═════ THE INPUT ═════

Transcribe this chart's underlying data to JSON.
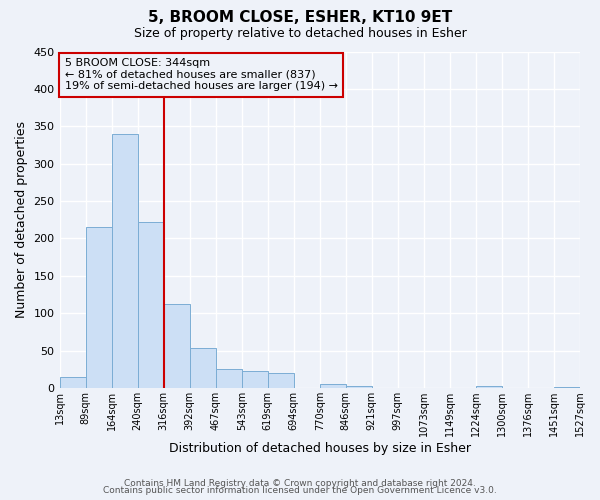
{
  "title": "5, BROOM CLOSE, ESHER, KT10 9ET",
  "subtitle": "Size of property relative to detached houses in Esher",
  "xlabel": "Distribution of detached houses by size in Esher",
  "ylabel": "Number of detached properties",
  "bin_labels": [
    "13sqm",
    "89sqm",
    "164sqm",
    "240sqm",
    "316sqm",
    "392sqm",
    "467sqm",
    "543sqm",
    "619sqm",
    "694sqm",
    "770sqm",
    "846sqm",
    "921sqm",
    "997sqm",
    "1073sqm",
    "1149sqm",
    "1224sqm",
    "1300sqm",
    "1376sqm",
    "1451sqm",
    "1527sqm"
  ],
  "counts": [
    15,
    215,
    340,
    222,
    113,
    53,
    25,
    23,
    20,
    0,
    6,
    3,
    0,
    0,
    0,
    0,
    3,
    0,
    0,
    2
  ],
  "bar_color": "#ccdff5",
  "bar_edge_color": "#7badd4",
  "vline_bin": 4,
  "vline_color": "#cc0000",
  "annotation_text": "5 BROOM CLOSE: 344sqm\n← 81% of detached houses are smaller (837)\n19% of semi-detached houses are larger (194) →",
  "annotation_box_color": "#cc0000",
  "ylim": [
    0,
    450
  ],
  "yticks": [
    0,
    50,
    100,
    150,
    200,
    250,
    300,
    350,
    400,
    450
  ],
  "footer_line1": "Contains HM Land Registry data © Crown copyright and database right 2024.",
  "footer_line2": "Contains public sector information licensed under the Open Government Licence v3.0.",
  "background_color": "#eef2f9",
  "grid_color": "#ffffff"
}
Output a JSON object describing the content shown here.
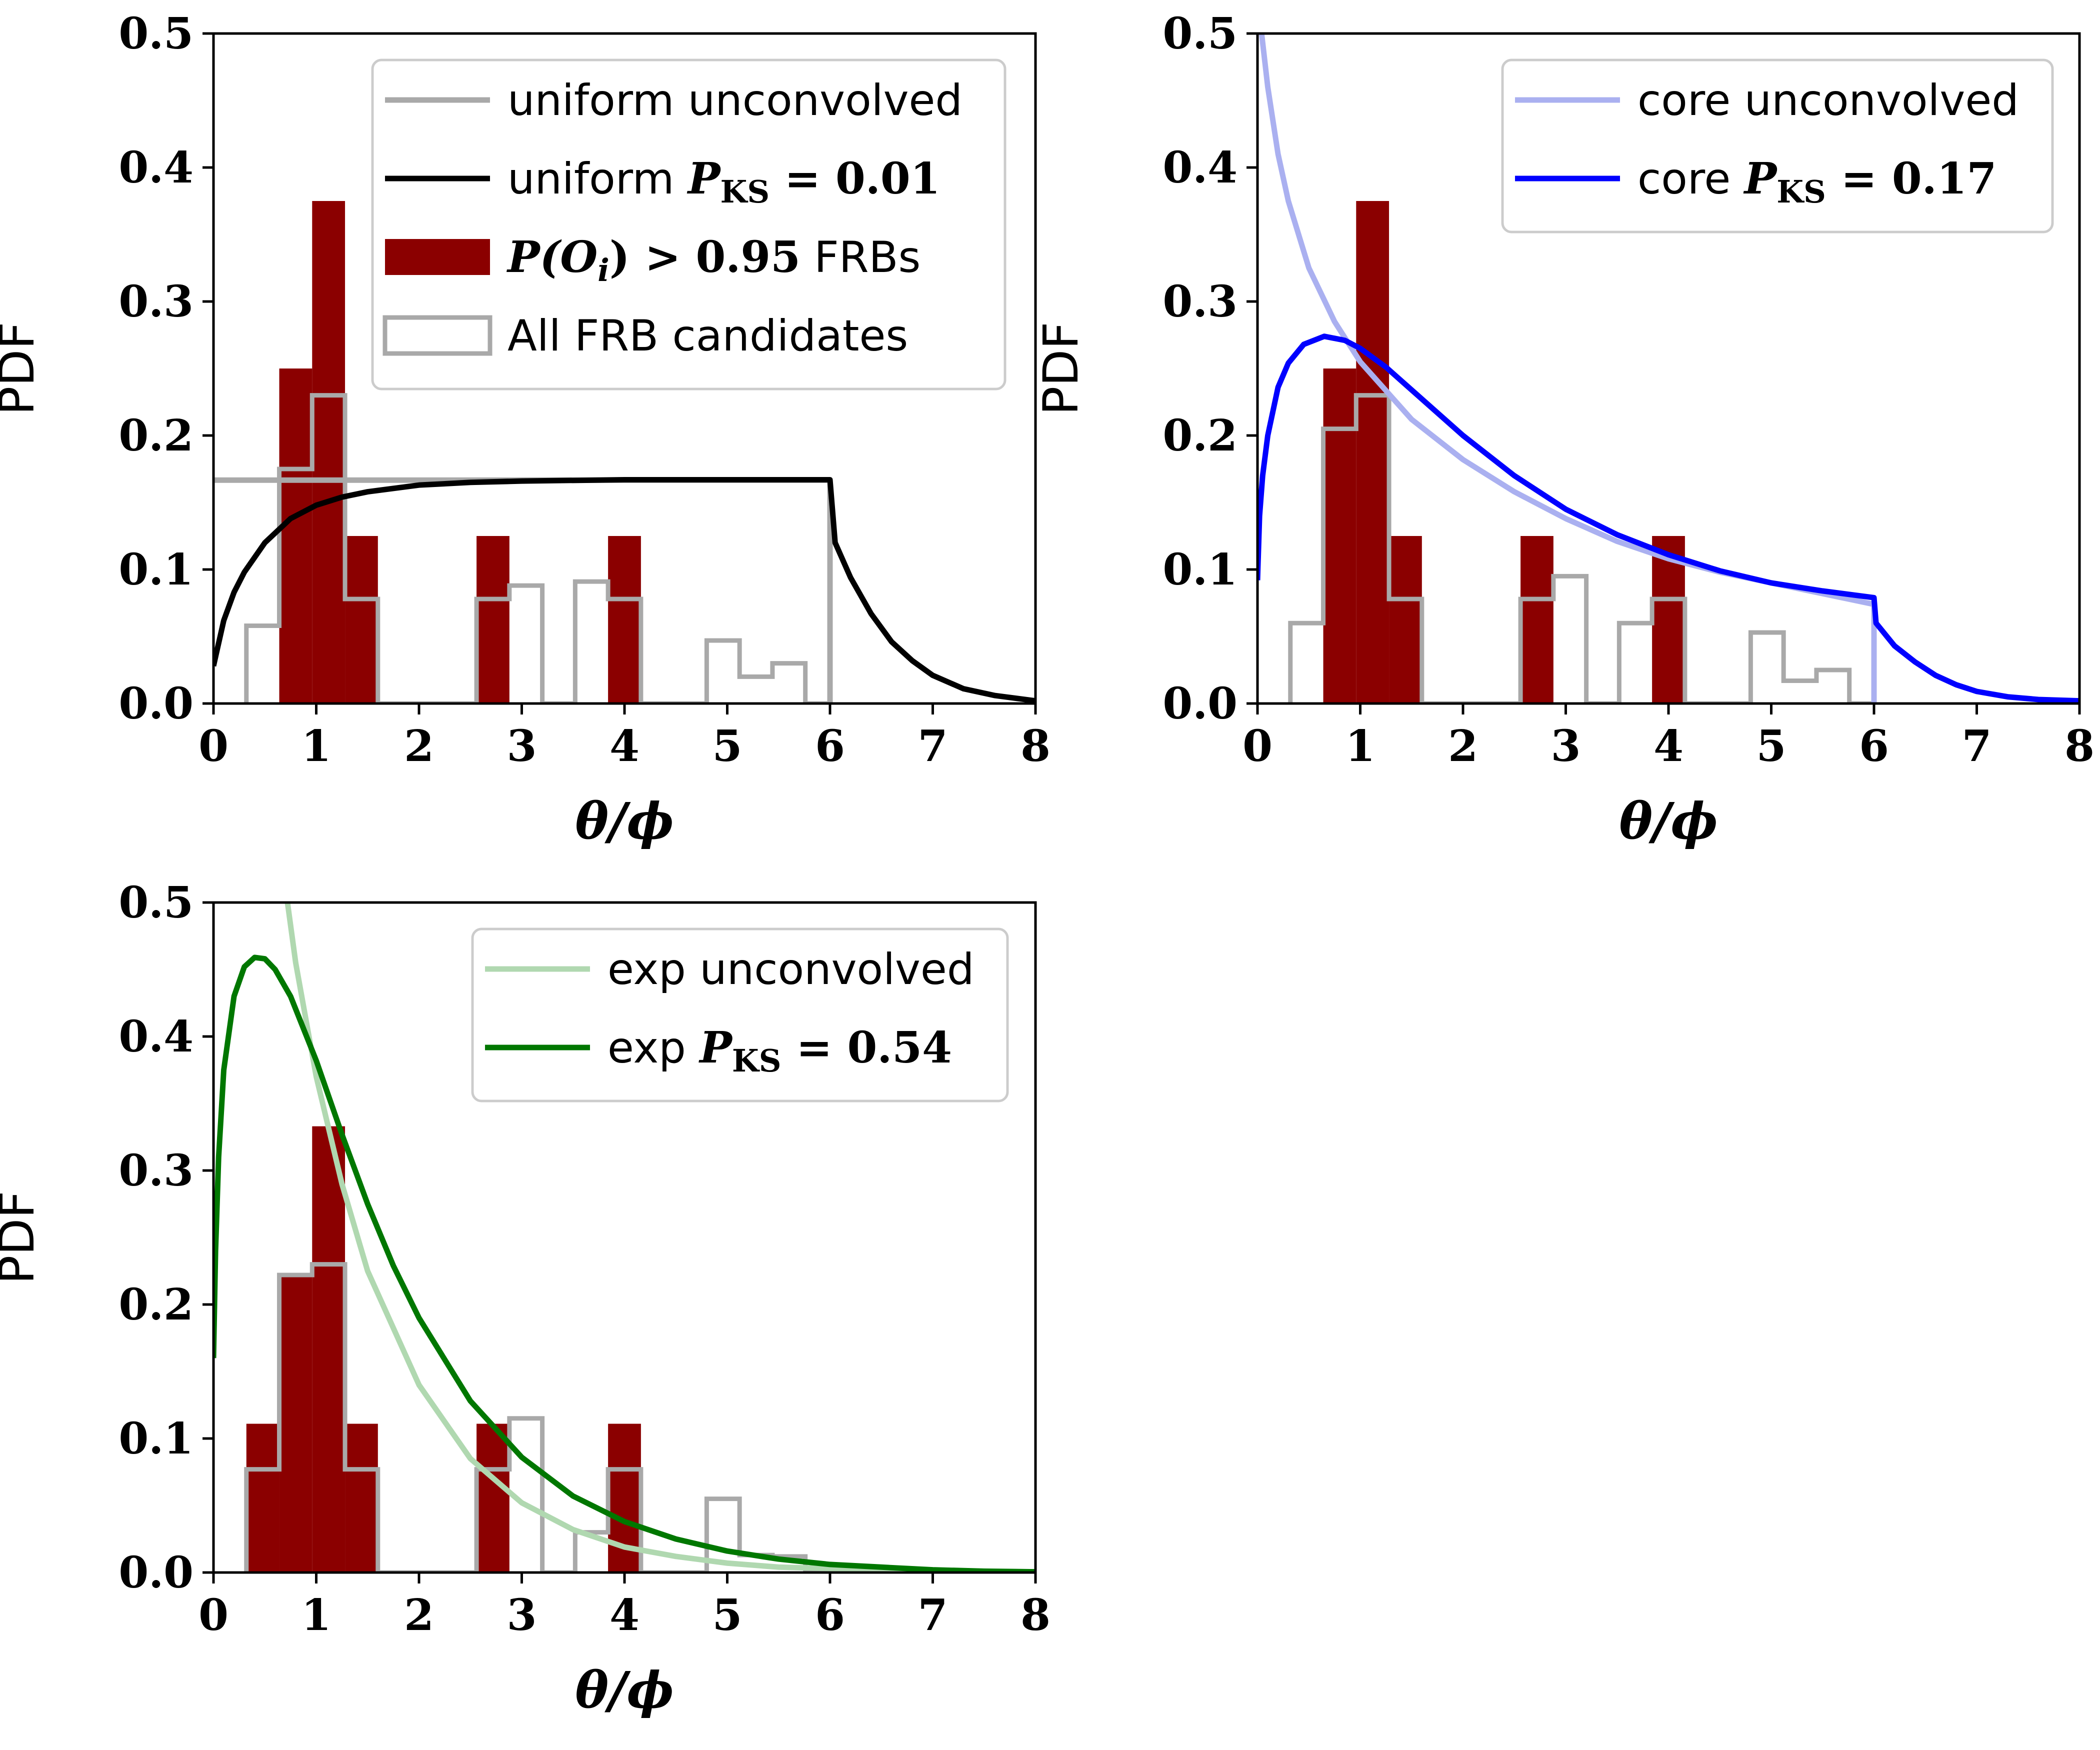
{
  "chart_data": [
    {
      "type": "bar",
      "panel": "uniform",
      "xlabel": "θ/ϕ",
      "ylabel": "PDF",
      "xlim": [
        0,
        8
      ],
      "ylim": [
        0,
        0.5
      ],
      "xticks": [
        "0",
        "1",
        "2",
        "3",
        "4",
        "5",
        "6",
        "7",
        "8"
      ],
      "yticks": [
        "0.0",
        "0.1",
        "0.2",
        "0.3",
        "0.4",
        "0.5"
      ],
      "legend_position": "upper right",
      "histogram_filled": {
        "name": "P(O_i) > 0.95 FRBs",
        "color": "#8b0000",
        "bins": [
          [
            0.64,
            0.96,
            0.25
          ],
          [
            0.96,
            1.28,
            0.375
          ],
          [
            1.28,
            1.6,
            0.125
          ],
          [
            2.56,
            2.88,
            0.125
          ],
          [
            3.84,
            4.16,
            0.125
          ]
        ]
      },
      "histogram_step": {
        "name": "All FRB candidates",
        "color": "#a9a9a9",
        "bins": [
          [
            0.32,
            0.64,
            0.058
          ],
          [
            0.64,
            0.96,
            0.175
          ],
          [
            0.96,
            1.28,
            0.23
          ],
          [
            1.28,
            1.6,
            0.078
          ],
          [
            1.6,
            2.56,
            0
          ],
          [
            2.56,
            2.88,
            0.078
          ],
          [
            2.88,
            3.2,
            0.088
          ],
          [
            3.2,
            3.52,
            0
          ],
          [
            3.52,
            3.84,
            0.091
          ],
          [
            3.84,
            4.16,
            0.078
          ],
          [
            4.16,
            4.8,
            0
          ],
          [
            4.8,
            5.12,
            0.047
          ],
          [
            5.12,
            5.44,
            0.02
          ],
          [
            5.44,
            5.76,
            0.03
          ],
          [
            5.76,
            6.0,
            0
          ]
        ]
      },
      "curves": [
        {
          "name": "unconvolved",
          "color": "#a9a9a9",
          "x": [
            0,
            6,
            6
          ],
          "y": [
            0.1667,
            0.1667,
            0
          ]
        },
        {
          "name": "convolved",
          "color": "#000000",
          "P_KS": "0.01",
          "x": [
            0,
            0.1,
            0.2,
            0.3,
            0.5,
            0.75,
            1.0,
            1.25,
            1.5,
            2.0,
            2.5,
            3.0,
            4.0,
            5.0,
            5.9,
            6.0,
            6.05,
            6.2,
            6.4,
            6.6,
            6.8,
            7.0,
            7.3,
            7.6,
            8.0
          ],
          "y": [
            0.028,
            0.062,
            0.083,
            0.098,
            0.12,
            0.138,
            0.148,
            0.154,
            0.158,
            0.163,
            0.165,
            0.166,
            0.167,
            0.167,
            0.167,
            0.167,
            0.12,
            0.094,
            0.067,
            0.046,
            0.032,
            0.021,
            0.011,
            0.006,
            0.002
          ]
        }
      ],
      "legend": [
        {
          "kind": "line",
          "color": "#a9a9a9",
          "label": "uniform unconvolved"
        },
        {
          "kind": "line",
          "color": "#000000",
          "label": "uniform",
          "math": "P",
          "sub": "KS",
          "value": " = 0.01"
        },
        {
          "kind": "patch",
          "color": "#8b0000",
          "label": " FRBs",
          "math": "P(O",
          "sub": "i",
          "value": ") > 0.95"
        },
        {
          "kind": "step",
          "color": "#a9a9a9",
          "label": "All FRB candidates"
        }
      ]
    },
    {
      "type": "bar",
      "panel": "core",
      "xlabel": "θ/ϕ",
      "ylabel": "PDF",
      "xlim": [
        0,
        8
      ],
      "ylim": [
        0,
        0.5
      ],
      "xticks": [
        "0",
        "1",
        "2",
        "3",
        "4",
        "5",
        "6",
        "7",
        "8"
      ],
      "yticks": [
        "0.0",
        "0.1",
        "0.2",
        "0.3",
        "0.4",
        "0.5"
      ],
      "legend_position": "upper right",
      "histogram_filled": {
        "color": "#8b0000",
        "bins": [
          [
            0.64,
            0.96,
            0.25
          ],
          [
            0.96,
            1.28,
            0.375
          ],
          [
            1.28,
            1.6,
            0.125
          ],
          [
            2.56,
            2.88,
            0.125
          ],
          [
            3.84,
            4.16,
            0.125
          ]
        ]
      },
      "histogram_step": {
        "color": "#a9a9a9",
        "bins": [
          [
            0.32,
            0.64,
            0.06
          ],
          [
            0.64,
            0.96,
            0.205
          ],
          [
            0.96,
            1.28,
            0.23
          ],
          [
            1.28,
            1.6,
            0.078
          ],
          [
            1.6,
            2.56,
            0
          ],
          [
            2.56,
            2.88,
            0.078
          ],
          [
            2.88,
            3.2,
            0.095
          ],
          [
            3.2,
            3.52,
            0
          ],
          [
            3.52,
            3.84,
            0.06
          ],
          [
            3.84,
            4.16,
            0.078
          ],
          [
            4.16,
            4.8,
            0
          ],
          [
            4.8,
            5.12,
            0.053
          ],
          [
            5.12,
            5.44,
            0.017
          ],
          [
            5.44,
            5.76,
            0.025
          ],
          [
            5.76,
            6.0,
            0
          ]
        ]
      },
      "curves": [
        {
          "name": "unconvolved",
          "color": "#aab0f0",
          "x": [
            0.04,
            0.1,
            0.2,
            0.3,
            0.5,
            0.75,
            1.0,
            1.5,
            2.0,
            2.5,
            3.0,
            3.5,
            4.0,
            4.5,
            5.0,
            5.5,
            6.0,
            6.0
          ],
          "y": [
            0.5,
            0.46,
            0.41,
            0.375,
            0.325,
            0.285,
            0.255,
            0.212,
            0.182,
            0.158,
            0.138,
            0.121,
            0.108,
            0.098,
            0.09,
            0.082,
            0.074,
            0
          ]
        },
        {
          "name": "convolved",
          "color": "#0000ff",
          "P_KS": "0.17",
          "x": [
            0,
            0.02,
            0.05,
            0.1,
            0.2,
            0.3,
            0.45,
            0.65,
            0.85,
            1.0,
            1.25,
            1.5,
            2.0,
            2.5,
            3.0,
            3.5,
            4.0,
            4.5,
            5.0,
            5.5,
            6.0,
            6.02,
            6.2,
            6.4,
            6.6,
            6.8,
            7.0,
            7.3,
            7.6,
            8.0
          ],
          "y": [
            0.092,
            0.14,
            0.17,
            0.2,
            0.236,
            0.254,
            0.268,
            0.274,
            0.271,
            0.265,
            0.251,
            0.234,
            0.2,
            0.17,
            0.145,
            0.126,
            0.111,
            0.099,
            0.09,
            0.084,
            0.079,
            0.06,
            0.043,
            0.031,
            0.021,
            0.014,
            0.009,
            0.005,
            0.003,
            0.002
          ]
        }
      ],
      "legend": [
        {
          "kind": "line",
          "color": "#aab0f0",
          "label": "core unconvolved"
        },
        {
          "kind": "line",
          "color": "#0000ff",
          "label": "core",
          "math": "P",
          "sub": "KS",
          "value": " = 0.17"
        }
      ]
    },
    {
      "type": "bar",
      "panel": "exp",
      "xlabel": "θ/ϕ",
      "ylabel": "PDF",
      "xlim": [
        0,
        8
      ],
      "ylim": [
        0,
        0.5
      ],
      "xticks": [
        "0",
        "1",
        "2",
        "3",
        "4",
        "5",
        "6",
        "7",
        "8"
      ],
      "yticks": [
        "0.0",
        "0.1",
        "0.2",
        "0.3",
        "0.4",
        "0.5"
      ],
      "legend_position": "upper right",
      "histogram_filled": {
        "color": "#8b0000",
        "bins": [
          [
            0.32,
            0.64,
            0.111
          ],
          [
            0.64,
            0.96,
            0.222
          ],
          [
            0.96,
            1.28,
            0.333
          ],
          [
            1.28,
            1.6,
            0.111
          ],
          [
            2.56,
            2.88,
            0.111
          ],
          [
            3.84,
            4.16,
            0.111
          ]
        ]
      },
      "histogram_step": {
        "color": "#a9a9a9",
        "bins": [
          [
            0.32,
            0.64,
            0.077
          ],
          [
            0.64,
            0.96,
            0.222
          ],
          [
            0.96,
            1.28,
            0.23
          ],
          [
            1.28,
            1.6,
            0.077
          ],
          [
            1.6,
            2.56,
            0
          ],
          [
            2.56,
            2.88,
            0.077
          ],
          [
            2.88,
            3.2,
            0.115
          ],
          [
            3.2,
            3.52,
            0
          ],
          [
            3.52,
            3.84,
            0.03
          ],
          [
            3.84,
            4.16,
            0.077
          ],
          [
            4.16,
            4.8,
            0
          ],
          [
            4.8,
            5.12,
            0.055
          ],
          [
            5.12,
            5.44,
            0.013
          ],
          [
            5.44,
            5.76,
            0.012
          ],
          [
            5.76,
            6.0,
            0
          ]
        ]
      },
      "curves": [
        {
          "name": "unconvolved",
          "color": "#b0d8b0",
          "x": [
            0.72,
            0.8,
            1.0,
            1.25,
            1.5,
            2.0,
            2.5,
            3.0,
            3.5,
            4.0,
            4.5,
            5.0,
            5.5,
            6.0,
            7.0,
            8.0
          ],
          "y": [
            0.5,
            0.455,
            0.37,
            0.29,
            0.225,
            0.14,
            0.085,
            0.052,
            0.032,
            0.019,
            0.012,
            0.007,
            0.004,
            0.003,
            0.001,
            0.0005
          ]
        },
        {
          "name": "convolved",
          "color": "#007700",
          "P_KS": "0.54",
          "x": [
            0,
            0.02,
            0.05,
            0.1,
            0.2,
            0.3,
            0.4,
            0.5,
            0.6,
            0.75,
            1.0,
            1.25,
            1.5,
            1.75,
            2.0,
            2.5,
            3.0,
            3.5,
            4.0,
            4.5,
            5.0,
            5.5,
            6.0,
            6.5,
            7.0,
            7.5,
            8.0
          ],
          "y": [
            0.16,
            0.24,
            0.31,
            0.375,
            0.43,
            0.452,
            0.459,
            0.458,
            0.45,
            0.43,
            0.382,
            0.327,
            0.275,
            0.229,
            0.19,
            0.128,
            0.086,
            0.057,
            0.038,
            0.025,
            0.016,
            0.01,
            0.006,
            0.004,
            0.002,
            0.001,
            0.0005
          ]
        }
      ],
      "legend": [
        {
          "kind": "line",
          "color": "#b0d8b0",
          "label": "exp unconvolved"
        },
        {
          "kind": "line",
          "color": "#007700",
          "label": "exp",
          "math": "P",
          "sub": "KS",
          "value": " = 0.54"
        }
      ]
    }
  ]
}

═════

Scan the material above. Extract every line in which the word "detached" occurs.

  "subtitle": "Size of property relative to detached houses in Esher",
  "xlabel": "Distribution of detached houses by size in Esher",
  "ylabel": "Number of detached properties",
  "annotation_text": "5 BROOM CLOSE: 344sqm\n← 81% of detached houses are smaller (837)\n19% of semi-detached houses are larger (194) →",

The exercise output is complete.